# WHAT YOU NEED TO DO
Restate the complete material exactly.

# DATASET ENTRIES

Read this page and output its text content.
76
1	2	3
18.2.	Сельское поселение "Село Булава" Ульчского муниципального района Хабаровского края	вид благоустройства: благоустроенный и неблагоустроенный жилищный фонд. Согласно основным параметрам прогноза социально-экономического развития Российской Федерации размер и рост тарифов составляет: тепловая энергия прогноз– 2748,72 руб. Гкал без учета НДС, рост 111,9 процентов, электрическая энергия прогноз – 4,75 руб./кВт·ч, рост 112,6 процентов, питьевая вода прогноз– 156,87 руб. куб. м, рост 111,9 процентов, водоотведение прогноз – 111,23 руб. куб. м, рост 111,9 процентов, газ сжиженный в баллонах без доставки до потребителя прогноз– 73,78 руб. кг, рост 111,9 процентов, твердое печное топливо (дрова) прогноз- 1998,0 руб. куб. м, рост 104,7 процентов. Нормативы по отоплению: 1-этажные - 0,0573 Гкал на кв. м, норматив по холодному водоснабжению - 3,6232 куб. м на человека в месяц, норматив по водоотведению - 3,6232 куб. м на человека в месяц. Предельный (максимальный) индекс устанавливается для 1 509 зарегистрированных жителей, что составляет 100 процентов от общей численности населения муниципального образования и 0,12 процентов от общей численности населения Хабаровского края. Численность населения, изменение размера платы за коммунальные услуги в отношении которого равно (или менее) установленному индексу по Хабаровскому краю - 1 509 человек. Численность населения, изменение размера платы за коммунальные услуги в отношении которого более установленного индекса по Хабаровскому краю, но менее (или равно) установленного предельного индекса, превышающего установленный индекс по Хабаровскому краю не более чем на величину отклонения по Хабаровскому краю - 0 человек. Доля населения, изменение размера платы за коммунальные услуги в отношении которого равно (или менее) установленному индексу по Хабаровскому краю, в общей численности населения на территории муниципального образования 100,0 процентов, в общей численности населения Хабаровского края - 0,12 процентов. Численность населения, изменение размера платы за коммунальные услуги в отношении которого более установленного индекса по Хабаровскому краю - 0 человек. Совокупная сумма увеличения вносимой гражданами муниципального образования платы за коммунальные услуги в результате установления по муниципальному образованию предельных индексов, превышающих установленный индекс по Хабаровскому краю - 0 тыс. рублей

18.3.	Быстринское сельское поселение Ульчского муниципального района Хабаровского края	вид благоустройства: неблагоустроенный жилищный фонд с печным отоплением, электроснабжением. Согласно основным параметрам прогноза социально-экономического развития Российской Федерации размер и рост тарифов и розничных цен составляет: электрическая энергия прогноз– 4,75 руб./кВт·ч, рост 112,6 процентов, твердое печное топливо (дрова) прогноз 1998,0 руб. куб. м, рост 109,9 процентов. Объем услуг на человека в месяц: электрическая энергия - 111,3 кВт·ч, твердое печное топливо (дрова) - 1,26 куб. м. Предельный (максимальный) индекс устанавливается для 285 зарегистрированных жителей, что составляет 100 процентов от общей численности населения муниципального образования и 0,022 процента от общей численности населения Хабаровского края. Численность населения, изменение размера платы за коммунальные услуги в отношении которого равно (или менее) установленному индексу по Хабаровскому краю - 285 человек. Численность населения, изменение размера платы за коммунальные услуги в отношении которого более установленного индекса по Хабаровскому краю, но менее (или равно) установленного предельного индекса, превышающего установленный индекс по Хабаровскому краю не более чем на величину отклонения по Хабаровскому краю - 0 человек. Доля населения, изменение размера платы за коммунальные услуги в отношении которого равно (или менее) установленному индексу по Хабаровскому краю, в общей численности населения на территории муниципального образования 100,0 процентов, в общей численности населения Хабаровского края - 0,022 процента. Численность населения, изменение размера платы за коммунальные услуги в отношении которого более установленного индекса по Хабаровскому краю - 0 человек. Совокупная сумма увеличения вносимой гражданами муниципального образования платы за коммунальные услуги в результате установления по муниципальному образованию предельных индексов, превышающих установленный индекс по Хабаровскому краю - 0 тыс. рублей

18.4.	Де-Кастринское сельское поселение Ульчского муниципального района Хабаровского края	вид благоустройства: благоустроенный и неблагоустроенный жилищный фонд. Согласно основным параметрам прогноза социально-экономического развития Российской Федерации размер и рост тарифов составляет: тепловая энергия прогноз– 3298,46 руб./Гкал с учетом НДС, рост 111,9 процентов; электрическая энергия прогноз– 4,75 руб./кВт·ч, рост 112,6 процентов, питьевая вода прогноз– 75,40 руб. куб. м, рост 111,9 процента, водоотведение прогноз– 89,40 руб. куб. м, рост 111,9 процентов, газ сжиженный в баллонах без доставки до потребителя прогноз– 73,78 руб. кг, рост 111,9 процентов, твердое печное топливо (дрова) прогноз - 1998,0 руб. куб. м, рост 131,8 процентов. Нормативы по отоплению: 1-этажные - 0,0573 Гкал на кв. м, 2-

# REPLY TO THE EXERCISE
Read this page and output its text content.
76
1	2	3
18.2.	Сельское поселение "Село Булава" Ульчского муниципального района Хабаровского края	вид благоустройства: благоустроенный и неблагоустроенный жилищный фонд. Согласно основным параметрам прогноза социально-экономического развития Российской Федерации размер и рост тарифов составляет: тепловая энергия прогноз– 2748,72 руб. Гкал без учета НДС, рост 111,9 процентов, электрическая энергия прогноз – 4,75 руб./кВт·ч, рост 112,6 процентов, питьевая вода прогноз– 156,87 руб. куб. м, рост 111,9 процентов, водоотведение прогноз – 111,23 руб. куб. м, рост 111,9 процентов, газ сжиженный в баллонах без доставки до потребителя прогноз– 73,78 руб. кг, рост 111,9 процентов, твердое печное топливо (дрова) прогноз- 1998,0 руб. куб. м, рост 104,7 процентов. Нормативы по отоплению: 1-этажные - 0,0573 Гкал на кв. м, норматив по холодному водоснабжению - 3,6232 куб. м на человека в месяц, норматив по водоотведению - 3,6232 куб. м на человека в месяц. Предельный (максимальный) индекс устанавливается для 1 509 зарегистрированных жителей, что составляет 100 процентов от общей численности населения муниципального образования и 0,12 процентов от общей численности населения Хабаровского края. Численность населения, изменение размера платы за коммунальные услуги в отношении которого равно (или менее) установленному индексу по Хабаровскому краю - 1 509 человек. Численность населения, изменение размера платы за коммунальные услуги в отношении которого более установленного индекса по Хабаровскому краю, но менее (или равно) установленного предельного индекса, превышающего установленный индекс по Хабаровскому краю не более чем на величину отклонения по Хабаровскому краю - 0 человек. Доля населения, изменение размера платы за коммунальные услуги в отношении которого равно (или менее) установленному индексу по Хабаровскому краю, в общей численности населения на территории муниципального образования 100,0 процентов, в общей численности населения Хабаровского края - 0,12 процентов. Численность населения, изменение размера платы за коммунальные услуги в отношении которого более установленного индекса по Хабаровскому краю - 0 человек. Совокупная сумма увеличения вносимой гражданами муниципального образования платы за коммунальные услуги в результате установления по муниципальному образованию предельных индексов, превышающих установленный индекс по Хабаровскому краю - 0 тыс. рублей

18.3.	Быстринское сельское поселение Ульчского муниципального района Хабаровского края	вид благоустройства: неблагоустроенный жилищный фонд с печным отоплением, электроснабжением. Согласно основным параметрам прогноза социально-экономического развития Российской Федерации размер и рост тарифов и розничных цен составляет: электрическая энергия прогноз– 4,75 руб./кВт·ч, рост 112,6 процентов, твердое печное топливо (дрова) прогноз 1998,0 руб. куб. м, рост 109,9 процентов. Объем услуг на человека в месяц: электрическая энергия - 111,3 кВт·ч, твердое печное топливо (дрова) - 1,26 куб. м. Предельный (максимальный) индекс устанавливается для 285 зарегистрированных жителей, что составляет 100 процентов от общей численности населения муниципального образования и 0,022 процента от общей численности населения Хабаровского края. Численность населения, изменение размера платы за коммунальные услуги в отношении которого равно (или менее) установленному индексу по Хабаровскому краю - 285 человек. Численность населения, изменение размера платы за коммунальные услуги в отношении которого более установленного индекса по Хабаровскому краю, но менее (или равно) установленного предельного индекса, превышающего установленный индекс по Хабаровскому краю не более чем на величину отклонения по Хабаровскому краю - 0 человек. Доля населения, изменение размера платы за коммунальные услуги в отношении которого равно (или менее) установленному индексу по Хабаровскому краю, в общей численности населения на территории муниципального образования 100,0 процентов, в общей численности населения Хабаровского края - 0,022 процента. Численность населения, изменение размера платы за коммунальные услуги в отношении которого более установленного индекса по Хабаровскому краю - 0 человек. Совокупная сумма увеличения вносимой гражданами муниципального образования платы за коммунальные услуги в результате установления по муниципальному образованию предельных индексов, превышающих установленный индекс по Хабаровскому краю - 0 тыс. рублей

18.4.	Де-Кастринское сельское поселение Ульчского муниципального района Хабаровского края	вид благоустройства: благоустроенный и неблагоустроенный жилищный фонд. Согласно основным параметрам прогноза социально-экономического развития Российской Федерации размер и рост тарифов составляет: тепловая энергия прогноз– 3298,46 руб./Гкал с учетом НДС, рост 111,9 процентов; электрическая энергия прогноз– 4,75 руб./кВт·ч, рост 112,6 процентов, питьевая вода прогноз– 75,40 руб. куб. м, рост 111,9 процента, водоотведение прогноз– 89,40 руб. куб. м, рост 111,9 процентов, газ сжиженный в баллонах без доставки до потребителя прогноз– 73,78 руб. кг, рост 111,9 процентов, твердое печное топливо (дрова) прогноз - 1998,0 руб. куб. м, рост 131,8 процентов. Нормативы по отоплению: 1-этажные - 0,0573 Гкал на кв. м, 2-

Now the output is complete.